Using Excel, organize the data to prepare for analysis. Ensure that each field (Student ID, Name, Major, Grade, Gender, Age, Class Status) is clearly labeled in the dataset.
PART ONE:
PivotTable Creation:
- Create a PivotTable to analyze the distribution of students across different majors.
- Set the ‘Major’ field as the rows of the PivotTable.
- In the PivotTable, calculate the frequency (count) of students in each major. Display this count in a column labeled ‘Frequency’.
- Add a new column in the PivotTable for ‘Relative Frequency’. Calculate the relative frequency for each major by dividing the frequency of each major by the total number of students. Format this column as a percentage.
Interpretation: Based on the frequency distribution table, which major has the highest number of students? Which major has the least? What is the relative frequency of students in the most popular major?
Visualization
- Create a bar chart using the PivotTable data to visually represent the frequency of students in each major.
- Create a pie chart to represent the relative frequency distribution of students across the majors.
- Write a brief analysis (150-200 words) summarizing the distribution of majors among the students. Discuss any patterns you observe and suggest possible reasons for these patterns. Consider the implications for the universitys course offerings and resource allocation.
- Suggest at least one strategy the university could use to better balance the distribution of students across different majors, if needed.
Video: Using Pivot Tables for Categorical Data in Excel
PART TWO:
Creating a Frequency Distribution Table
- Use Excel’s PivotTable feature to construct a frequency distribution table for the “Grade” variable.
-
- Include the following columns in the PivotTable:
- Grade Ranges: Define appropriate grade ranges (bins) for grouping the data.
- (Refer to the instructions in the video below to determine the number of classes, class limits, and class width for the grades)
- Frequency: Count the number of students falling within each grade range.
- Relative Frequency (Percentage): Calculate the relative frequency for each grade range, expressed as a percentage of the total number of students.
- Cumulative Frequency: Calculate the cumulative frequency by summing the frequencies of the current and all preceding grade ranges.

## Dataset records

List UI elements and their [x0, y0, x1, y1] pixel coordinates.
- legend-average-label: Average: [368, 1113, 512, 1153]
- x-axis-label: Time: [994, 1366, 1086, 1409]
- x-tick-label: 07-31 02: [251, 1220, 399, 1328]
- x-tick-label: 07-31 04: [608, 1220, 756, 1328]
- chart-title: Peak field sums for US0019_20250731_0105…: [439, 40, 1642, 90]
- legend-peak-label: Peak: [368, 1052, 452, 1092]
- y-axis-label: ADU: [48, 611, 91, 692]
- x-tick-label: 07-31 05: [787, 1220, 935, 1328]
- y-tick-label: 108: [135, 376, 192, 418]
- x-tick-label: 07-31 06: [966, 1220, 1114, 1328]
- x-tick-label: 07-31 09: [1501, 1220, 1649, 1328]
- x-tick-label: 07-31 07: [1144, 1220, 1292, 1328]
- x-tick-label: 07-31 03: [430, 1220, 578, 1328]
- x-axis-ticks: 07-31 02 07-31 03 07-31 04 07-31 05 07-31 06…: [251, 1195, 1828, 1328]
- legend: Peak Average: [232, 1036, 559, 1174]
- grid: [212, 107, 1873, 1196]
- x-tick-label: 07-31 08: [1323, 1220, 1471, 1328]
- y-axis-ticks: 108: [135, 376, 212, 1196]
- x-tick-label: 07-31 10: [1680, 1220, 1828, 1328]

## Aim
Quote the whole Excel PivotTable assignment word for word.

## Response to the exercise
Using Excel, organize the data to prepare for analysis. Ensure that each field (Student ID, Name, Major, Grade, Gender, Age, Class Status) is clearly labeled in the dataset.
PART ONE:
PivotTable Creation:
- Create a PivotTable to analyze the distribution of students across different majors.
- Set the ‘Major’ field as the rows of the PivotTable.
- In the PivotTable, calculate the frequency (count) of students in each major. Display this count in a column labeled ‘Frequency’.
- Add a new column in the PivotTable for ‘Relative Frequency’. Calculate the relative frequency for each major by dividing the frequency of each major by the total number of students. Format this column as a percentage.
Interpretation: Based on the frequency distribution table, which major has the highest number of students? Which major has the least? What is the relative frequency of students in the most popular major?
Visualization
- Create a bar chart using the PivotTable data to visually represent the frequency of students in each major.
- Create a pie chart to represent the relative frequency distribution of students across the majors.
- Write a brief analysis (150-200 words) summarizing the distribution of majors among the students. Discuss any patterns you observe and suggest possible reasons for these patterns. Consider the implications for the universitys course offerings and resource allocation.
- Suggest at least one strategy the university could use to better balance the distribution of students across different majors, if needed.
Video: Using Pivot Tables for Categorical Data in Excel
PART TWO:
Creating a Frequency Distribution Table
- Use Excel’s PivotTable feature to construct a frequency distribution table for the “Grade” variable.
-
- Include the following columns in the PivotTable:
- Grade Ranges: Define appropriate grade ranges (bins) for grouping the data.
- (Refer to the instructions in the video below to determine the number of classes, class limits, and class width for the grades)
- Frequency: Count the number of students falling within each grade range.
- Relative Frequency (Percentage): Calculate the relative frequency for each grade range, expressed as a percentage of the total number of students.
- Cumulative Frequency: Calculate the cumulative frequency by summing the frequencies of the current and all preceding grade ranges.